[Records from a data source]
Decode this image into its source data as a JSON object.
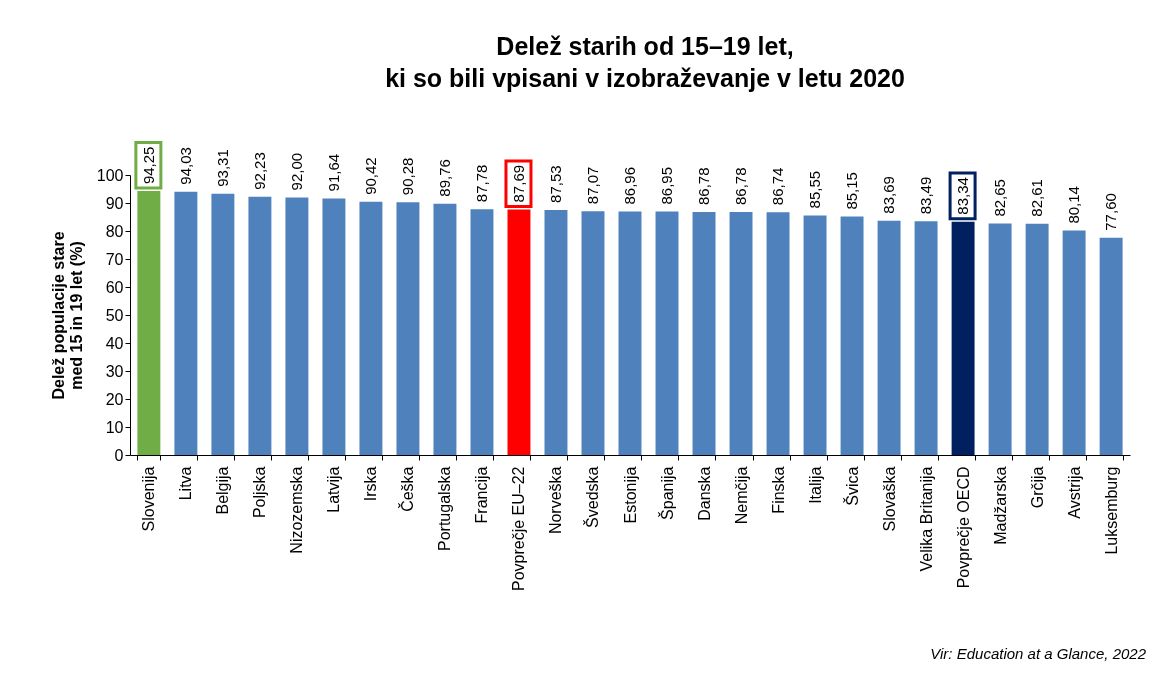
{
  "chart_data": {
    "type": "bar",
    "title": "Delež starih od 15–19 let, ki so bili vpisani v izobraževanje v letu 2020",
    "ylabel": "Delež populacije stare med 15 in 19 let (%)",
    "categories": [
      "Slovenija",
      "Litva",
      "Belgija",
      "Poljska",
      "Nizozemska",
      "Latvija",
      "Irska",
      "Češka",
      "Portugalska",
      "Francija",
      "Povprečje EU–22",
      "Norveška",
      "Švedska",
      "Estonija",
      "Španija",
      "Danska",
      "Nemčija",
      "Finska",
      "Italija",
      "Švica",
      "Slovaška",
      "Velika Britanija",
      "Povprečje OECD",
      "Madžarska",
      "Grčija",
      "Avstrija",
      "Luksemburg"
    ],
    "values": [
      94.25,
      94.03,
      93.31,
      92.23,
      92.0,
      91.64,
      90.42,
      90.28,
      89.76,
      87.78,
      87.69,
      87.53,
      87.07,
      86.96,
      86.95,
      86.78,
      86.78,
      86.74,
      85.55,
      85.15,
      83.69,
      83.49,
      83.34,
      82.65,
      82.61,
      80.14,
      77.6
    ],
    "value_labels": [
      "94,25",
      "94,03",
      "93,31",
      "92,23",
      "92,00",
      "91,64",
      "90,42",
      "90,28",
      "89,76",
      "87,78",
      "87,69",
      "87,53",
      "87,07",
      "86,96",
      "86,95",
      "86,78",
      "86,78",
      "86,74",
      "85,55",
      "85,15",
      "83,69",
      "83,49",
      "83,34",
      "82,65",
      "82,61",
      "80,14",
      "77,60"
    ],
    "colors": [
      "#70ad47",
      "#4f81bd",
      "#4f81bd",
      "#4f81bd",
      "#4f81bd",
      "#4f81bd",
      "#4f81bd",
      "#4f81bd",
      "#4f81bd",
      "#4f81bd",
      "#ff0000",
      "#4f81bd",
      "#4f81bd",
      "#4f81bd",
      "#4f81bd",
      "#4f81bd",
      "#4f81bd",
      "#4f81bd",
      "#4f81bd",
      "#4f81bd",
      "#4f81bd",
      "#4f81bd",
      "#002060",
      "#4f81bd",
      "#4f81bd",
      "#4f81bd",
      "#4f81bd"
    ],
    "ylim": [
      0,
      100
    ],
    "yticks": [
      0,
      10,
      20,
      30,
      40,
      50,
      60,
      70,
      80,
      90,
      100
    ],
    "grid": false,
    "annotations": [
      "Vir: Education at a Glance, 2022"
    ]
  }
}
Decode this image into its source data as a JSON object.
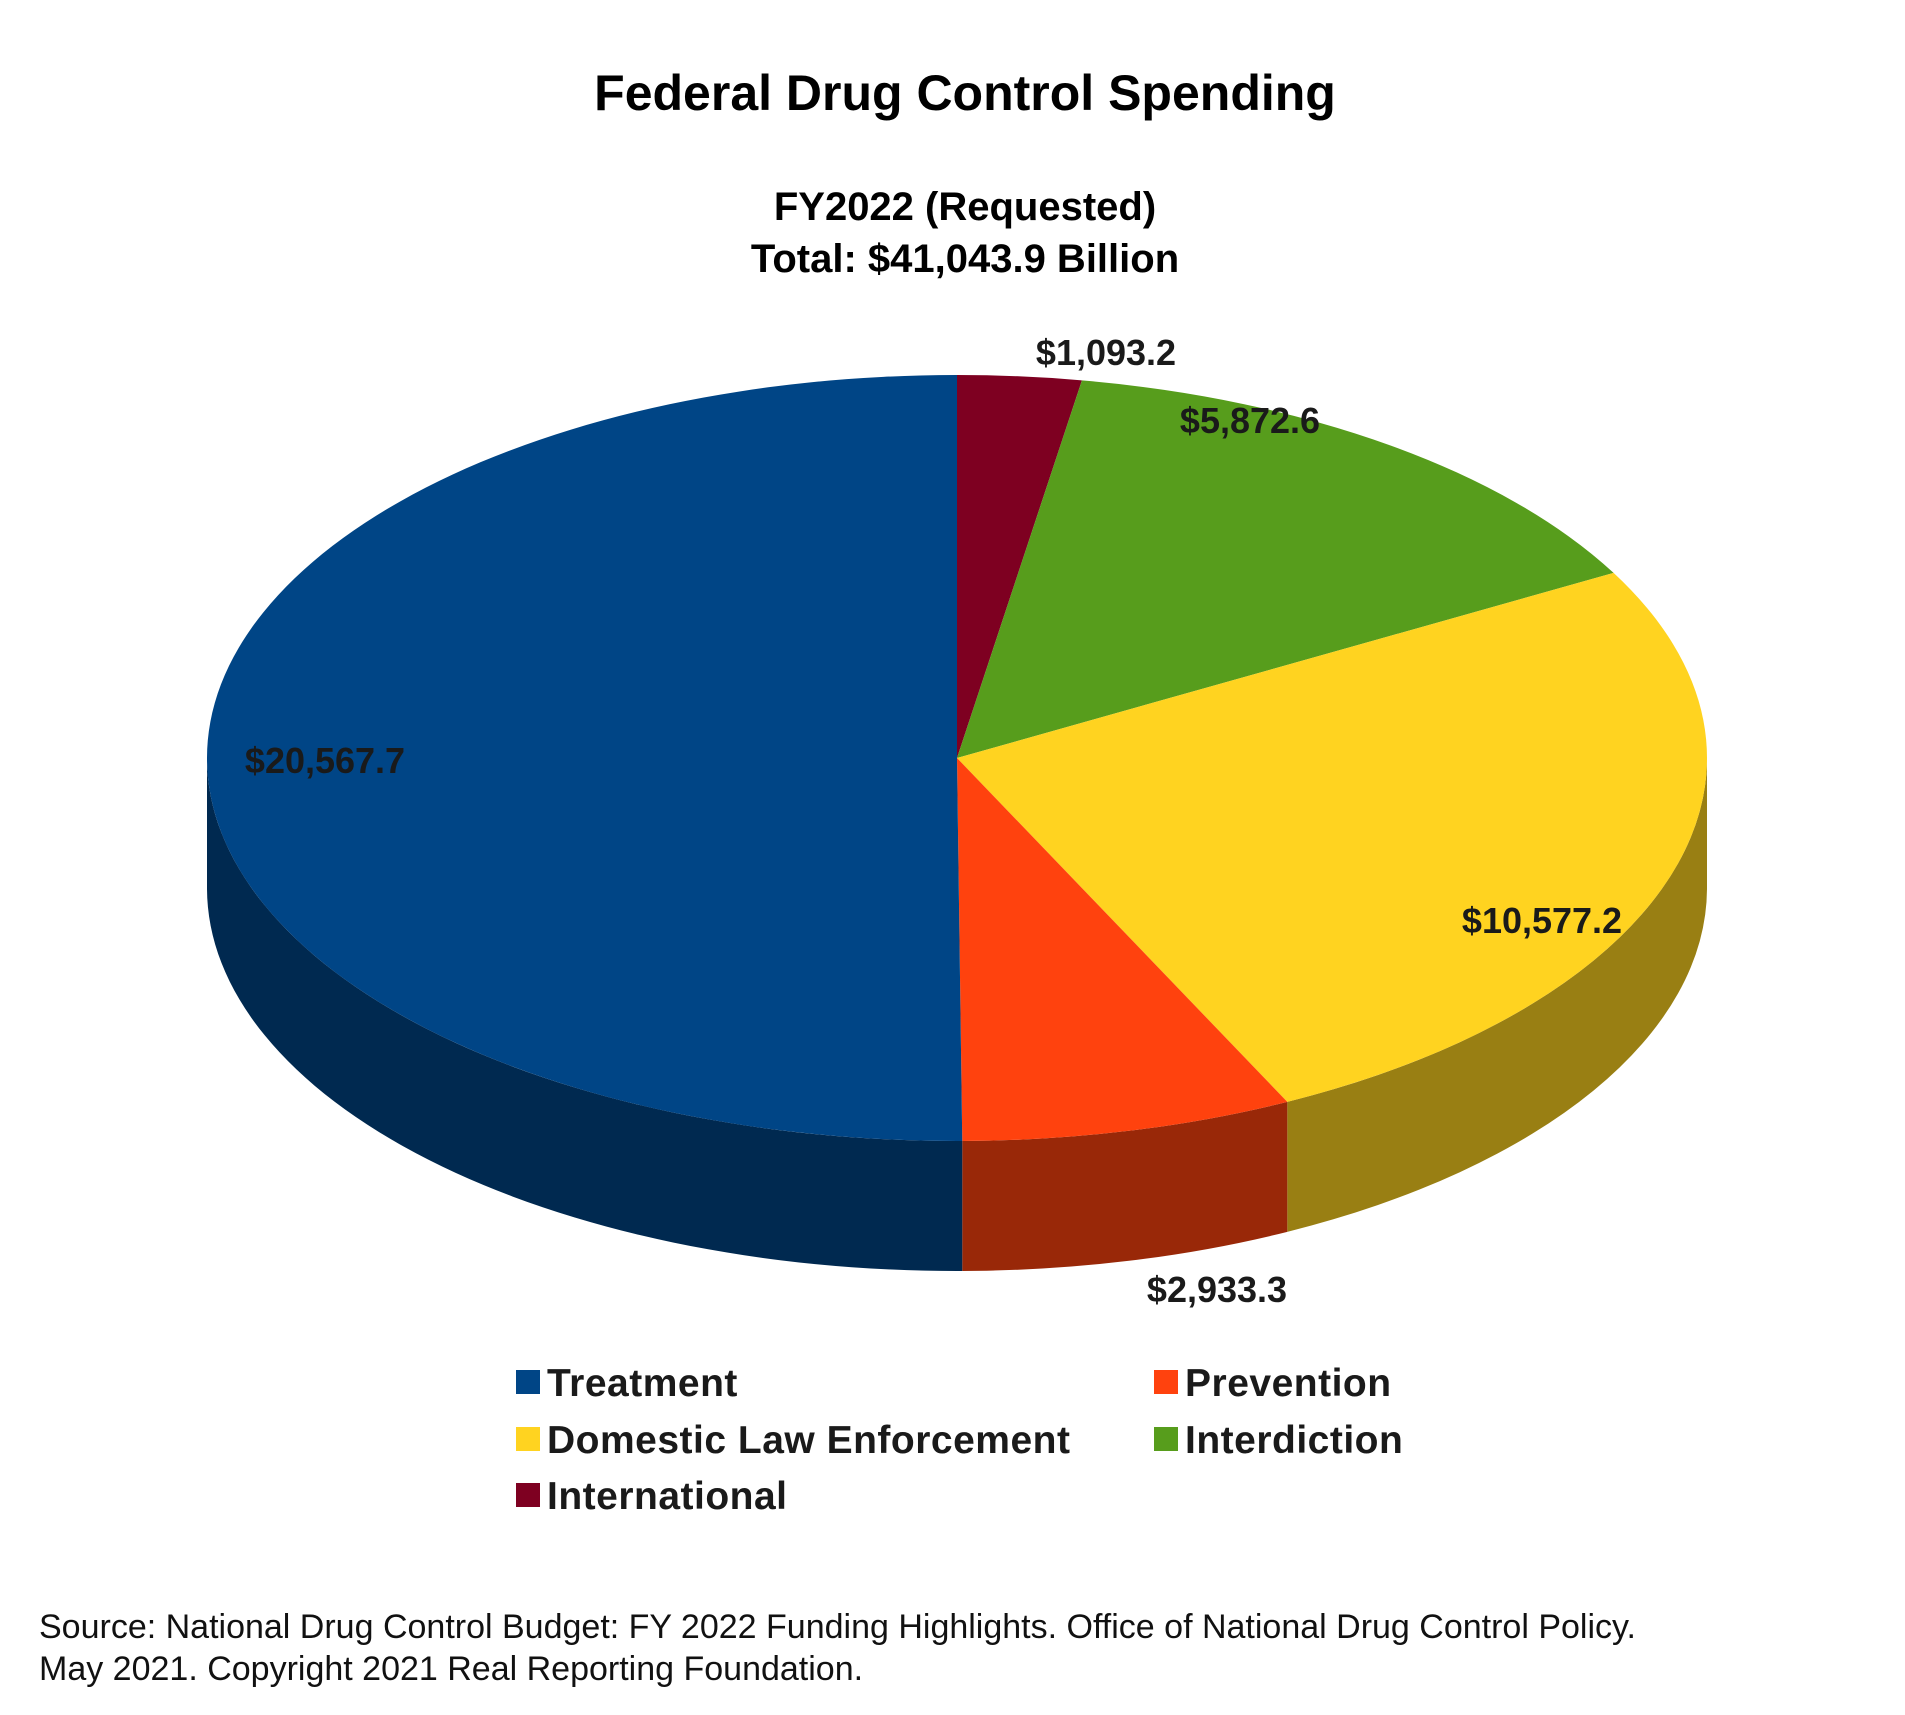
{
  "chart_data": {
    "type": "pie",
    "style": "3d",
    "title": "Federal Drug Control Spending",
    "subtitle_lines": [
      "FY2022 (Requested)",
      "Total: $41,043.9 Billion"
    ],
    "legend_placement": "bottom",
    "slices": [
      {
        "name": "International",
        "value": 1093.2,
        "label": "$1,093.2",
        "color": "#7e0021"
      },
      {
        "name": "Interdiction",
        "value": 5872.6,
        "label": "$5,872.6",
        "color": "#579d1c"
      },
      {
        "name": "Domestic Law Enforcement",
        "value": 10577.2,
        "label": "$10,577.2",
        "color": "#ffd320"
      },
      {
        "name": "Prevention",
        "value": 2933.3,
        "label": "$2,933.3",
        "color": "#ff420e"
      },
      {
        "name": "Treatment",
        "value": 20567.7,
        "label": "$20,567.7",
        "color": "#004586"
      }
    ],
    "legend_order": [
      "Treatment",
      "Prevention",
      "Domestic Law Enforcement",
      "Interdiction",
      "International"
    ]
  },
  "source": {
    "line1": "Source: National Drug Control Budget: FY 2022 Funding Highlights. Office of National Drug Control Policy.",
    "line2": "May 2021. Copyright 2021 Real Reporting Foundation."
  }
}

__AIM OF THE EXERCISE__.
Provide the number of lines in these entries that hold the word "Delež", without any accompanying text.

__IN RESPONSE__.
2